┏━━

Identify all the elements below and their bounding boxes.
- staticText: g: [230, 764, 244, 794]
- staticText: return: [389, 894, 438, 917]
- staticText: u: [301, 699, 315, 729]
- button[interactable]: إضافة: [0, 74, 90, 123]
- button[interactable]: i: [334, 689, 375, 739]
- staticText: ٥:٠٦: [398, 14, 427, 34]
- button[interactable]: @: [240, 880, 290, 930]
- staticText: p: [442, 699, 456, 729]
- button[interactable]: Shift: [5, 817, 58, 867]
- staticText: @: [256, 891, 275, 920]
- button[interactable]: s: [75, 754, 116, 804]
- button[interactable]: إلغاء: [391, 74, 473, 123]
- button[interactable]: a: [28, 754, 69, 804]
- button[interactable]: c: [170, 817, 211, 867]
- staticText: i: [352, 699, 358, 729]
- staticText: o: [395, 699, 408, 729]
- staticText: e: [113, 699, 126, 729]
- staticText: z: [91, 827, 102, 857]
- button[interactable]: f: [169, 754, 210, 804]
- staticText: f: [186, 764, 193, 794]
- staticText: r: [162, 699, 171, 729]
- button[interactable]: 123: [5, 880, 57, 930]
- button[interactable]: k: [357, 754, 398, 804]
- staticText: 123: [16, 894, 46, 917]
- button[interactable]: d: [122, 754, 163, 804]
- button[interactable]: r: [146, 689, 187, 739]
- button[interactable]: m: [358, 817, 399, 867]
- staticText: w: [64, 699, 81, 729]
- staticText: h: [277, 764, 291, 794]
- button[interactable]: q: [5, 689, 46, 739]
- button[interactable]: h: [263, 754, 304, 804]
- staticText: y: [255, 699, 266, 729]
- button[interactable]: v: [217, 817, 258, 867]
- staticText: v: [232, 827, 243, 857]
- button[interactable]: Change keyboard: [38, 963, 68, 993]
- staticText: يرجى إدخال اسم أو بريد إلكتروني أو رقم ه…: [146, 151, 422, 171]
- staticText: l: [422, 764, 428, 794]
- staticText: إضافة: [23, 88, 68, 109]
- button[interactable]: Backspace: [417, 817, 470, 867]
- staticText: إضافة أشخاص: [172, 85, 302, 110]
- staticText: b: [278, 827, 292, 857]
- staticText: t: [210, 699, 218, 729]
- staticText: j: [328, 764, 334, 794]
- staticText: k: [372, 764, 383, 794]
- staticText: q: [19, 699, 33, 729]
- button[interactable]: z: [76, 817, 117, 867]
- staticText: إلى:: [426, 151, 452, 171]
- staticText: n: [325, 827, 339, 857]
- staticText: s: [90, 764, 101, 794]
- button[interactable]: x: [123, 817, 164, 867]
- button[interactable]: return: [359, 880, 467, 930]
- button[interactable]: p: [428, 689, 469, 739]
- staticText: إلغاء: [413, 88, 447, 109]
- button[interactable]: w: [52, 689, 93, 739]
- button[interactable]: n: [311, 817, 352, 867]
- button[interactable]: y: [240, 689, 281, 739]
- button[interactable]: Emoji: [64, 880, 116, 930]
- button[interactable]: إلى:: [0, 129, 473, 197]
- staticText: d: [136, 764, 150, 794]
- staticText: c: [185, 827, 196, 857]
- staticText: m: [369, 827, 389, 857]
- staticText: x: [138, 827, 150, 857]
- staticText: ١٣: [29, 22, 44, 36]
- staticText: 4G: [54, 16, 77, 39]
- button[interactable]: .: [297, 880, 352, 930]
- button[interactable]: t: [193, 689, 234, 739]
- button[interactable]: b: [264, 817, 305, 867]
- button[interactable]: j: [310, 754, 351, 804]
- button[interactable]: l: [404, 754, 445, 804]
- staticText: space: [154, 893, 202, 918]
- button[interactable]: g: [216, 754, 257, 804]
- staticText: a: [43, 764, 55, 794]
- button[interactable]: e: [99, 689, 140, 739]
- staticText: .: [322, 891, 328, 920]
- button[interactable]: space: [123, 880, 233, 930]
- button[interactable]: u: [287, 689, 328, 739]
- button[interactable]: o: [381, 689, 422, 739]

┗━━

Stated problem »
Reproduce the item above word for word, keeping every line as it appears.

Response to this exercise »
Identify all the elements below and their bounding boxes.
- staticText: g: [230, 764, 244, 794]
- staticText: return: [389, 894, 438, 917]
- staticText: u: [301, 699, 315, 729]
- button[interactable]: إضافة: [0, 74, 90, 123]
- button[interactable]: i: [334, 689, 375, 739]
- staticText: ٥:٠٦: [398, 14, 427, 34]
- button[interactable]: @: [240, 880, 290, 930]
- staticText: p: [442, 699, 456, 729]
- button[interactable]: Shift: [5, 817, 58, 867]
- staticText: @: [256, 891, 275, 920]
- button[interactable]: s: [75, 754, 116, 804]
- button[interactable]: إلغاء: [391, 74, 473, 123]
- button[interactable]: a: [28, 754, 69, 804]
- button[interactable]: c: [170, 817, 211, 867]
- staticText: i: [352, 699, 358, 729]
- staticText: o: [395, 699, 408, 729]
- staticText: e: [113, 699, 126, 729]
- staticText: z: [91, 827, 102, 857]
- button[interactable]: f: [169, 754, 210, 804]
- staticText: f: [186, 764, 193, 794]
- staticText: r: [162, 699, 171, 729]
- button[interactable]: 123: [5, 880, 57, 930]
- button[interactable]: k: [357, 754, 398, 804]
- staticText: 123: [16, 894, 46, 917]
- button[interactable]: d: [122, 754, 163, 804]
- button[interactable]: r: [146, 689, 187, 739]
- button[interactable]: m: [358, 817, 399, 867]
- staticText: w: [64, 699, 81, 729]
- staticText: h: [277, 764, 291, 794]
- button[interactable]: q: [5, 689, 46, 739]
- button[interactable]: h: [263, 754, 304, 804]
- staticText: y: [255, 699, 266, 729]
- button[interactable]: v: [217, 817, 258, 867]
- staticText: v: [232, 827, 243, 857]
- button[interactable]: Change keyboard: [38, 963, 68, 993]
- staticText: يرجى إدخال اسم أو بريد إلكتروني أو رقم ه…: [146, 151, 422, 171]
- staticText: l: [422, 764, 428, 794]
- staticText: إضافة: [23, 88, 68, 109]
- button[interactable]: Backspace: [417, 817, 470, 867]
- staticText: إضافة أشخاص: [172, 85, 302, 110]
- staticText: b: [278, 827, 292, 857]
- staticText: t: [210, 699, 218, 729]
- staticText: j: [328, 764, 334, 794]
- staticText: k: [372, 764, 383, 794]
- staticText: q: [19, 699, 33, 729]
- button[interactable]: z: [76, 817, 117, 867]
- staticText: إلى:: [426, 151, 452, 171]
- staticText: n: [325, 827, 339, 857]
- staticText: s: [90, 764, 101, 794]
- button[interactable]: x: [123, 817, 164, 867]
- button[interactable]: return: [359, 880, 467, 930]
- button[interactable]: p: [428, 689, 469, 739]
- staticText: إلغاء: [413, 88, 447, 109]
- button[interactable]: w: [52, 689, 93, 739]
- button[interactable]: n: [311, 817, 352, 867]
- button[interactable]: y: [240, 689, 281, 739]
- button[interactable]: Emoji: [64, 880, 116, 930]
- button[interactable]: إلى:: [0, 129, 473, 197]
- staticText: d: [136, 764, 150, 794]
- staticText: c: [185, 827, 196, 857]
- staticText: m: [369, 827, 389, 857]
- staticText: x: [138, 827, 150, 857]
- staticText: ١٣: [29, 22, 44, 36]
- staticText: 4G: [54, 16, 77, 39]
- button[interactable]: .: [297, 880, 352, 930]
- button[interactable]: t: [193, 689, 234, 739]
- button[interactable]: b: [264, 817, 305, 867]
- button[interactable]: j: [310, 754, 351, 804]
- button[interactable]: l: [404, 754, 445, 804]
- staticText: space: [154, 893, 202, 918]
- button[interactable]: g: [216, 754, 257, 804]
- staticText: a: [43, 764, 55, 794]
- button[interactable]: e: [99, 689, 140, 739]
- staticText: .: [322, 891, 328, 920]
- button[interactable]: space: [123, 880, 233, 930]
- button[interactable]: u: [287, 689, 328, 739]
- button[interactable]: o: [381, 689, 422, 739]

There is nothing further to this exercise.